╭─ RECORDED INFORMATION

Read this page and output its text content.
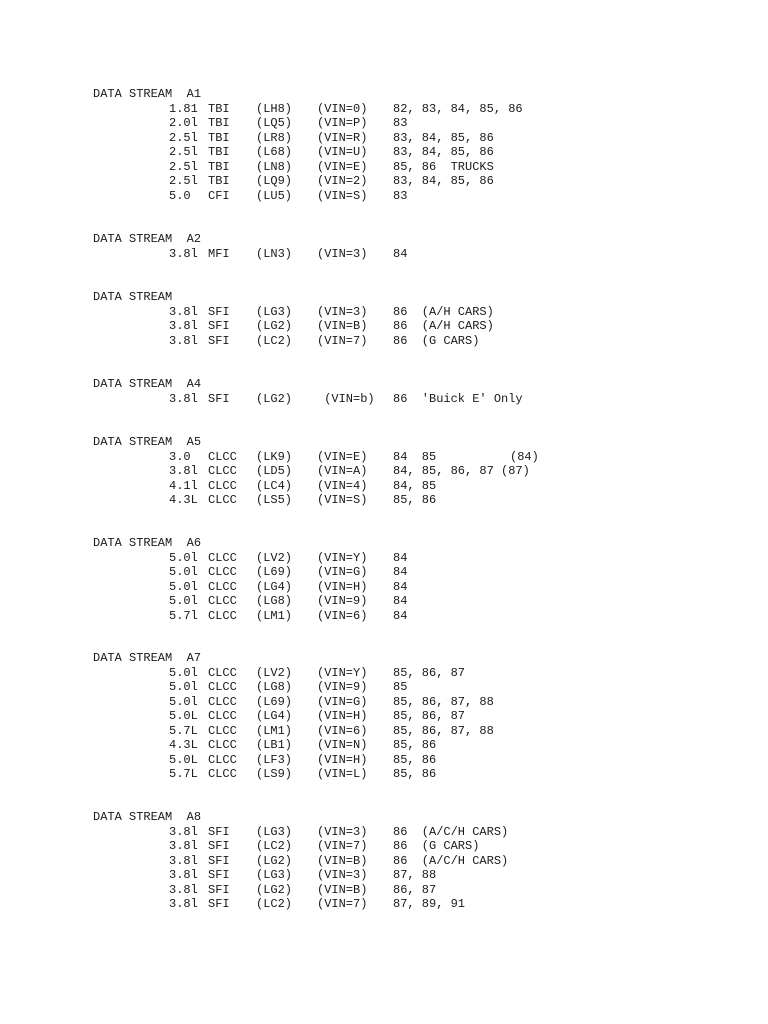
DATA STREAM  A1
1.81 TBI (LH8) (VIN=0) 82, 83, 84, 85, 86
2.0l TBI (LQ5) (VIN=P) 83
2.5l TBI (LR8) (VIN=R) 83, 84, 85, 86
2.5l TBI (L68) (VIN=U) 83, 84, 85, 86
2.5l TBI (LN8) (VIN=E) 85, 86  TRUCKS
2.5l TBI (LQ9) (VIN=2) 83, 84, 85, 86
5.0 CFI (LU5) (VIN=S) 83
DATA STREAM  A2
3.8l MFI (LN3) (VIN=3) 84
DATA STREAM
3.8l SFI (LG3) (VIN=3) 86  (A/H CARS)
3.8l SFI (LG2) (VIN=B) 86  (A/H CARS)
3.8l SFI (LC2) (VIN=7) 86  (G CARS)
DATA STREAM  A4
3.8l SFI (LG2) (VIN=b) 86  'Buick E' Only
DATA STREAM  A5
3.0 CLCC (LK9) (VIN=E) 84  85	(84)
3.8l CLCC (LD5) (VIN=A) 84, 85, 86, 87 (87)
4.1l CLCC (LC4) (VIN=4) 84, 85
4.3L CLCC (LS5) (VIN=S) 85, 86
DATA STREAM  A6
5.0l CLCC (LV2) (VIN=Y) 84
5.0l CLCC (L69) (VIN=G) 84
5.0l CLCC (LG4) (VIN=H) 84
5.0l CLCC (LG8) (VIN=9) 84
5.7l CLCC (LM1) (VIN=6) 84
DATA STREAM  A7
5.0l CLCC (LV2) (VIN=Y) 85, 86, 87
5.0l CLCC (LG8) (VIN=9) 85
5.0l CLCC (L69) (VIN=G) 85, 86, 87, 88
5.0L CLCC (LG4) (VIN=H) 85, 86, 87
5.7L CLCC (LM1) (VIN=6) 85, 86, 87, 88
4.3L CLCC (LB1) (VIN=N) 85, 86
5.0L CLCC (LF3) (VIN=H) 85, 86
5.7L CLCC (LS9) (VIN=L) 85, 86
DATA STREAM  A8
3.8l SFI (LG3) (VIN=3) 86  (A/C/H CARS)
3.8l SFI (LC2) (VIN=7) 86  (G CARS)
3.8l SFI (LG2) (VIN=B) 86  (A/C/H CARS)
3.8l SFI (LG3) (VIN=3) 87, 88
3.8l SFI (LG2) (VIN=B) 86, 87
3.8l SFI (LC2) (VIN=7) 87, 89, 91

╰─

### SHORT TASK
Using the material above, report each line where "DATA" occurs.

### EXPECTED ANSWER
DATA STREAM  A1
DATA STREAM  A2
DATA STREAM
DATA STREAM  A4
DATA STREAM  A5
DATA STREAM  A6
DATA STREAM  A7
DATA STREAM  A8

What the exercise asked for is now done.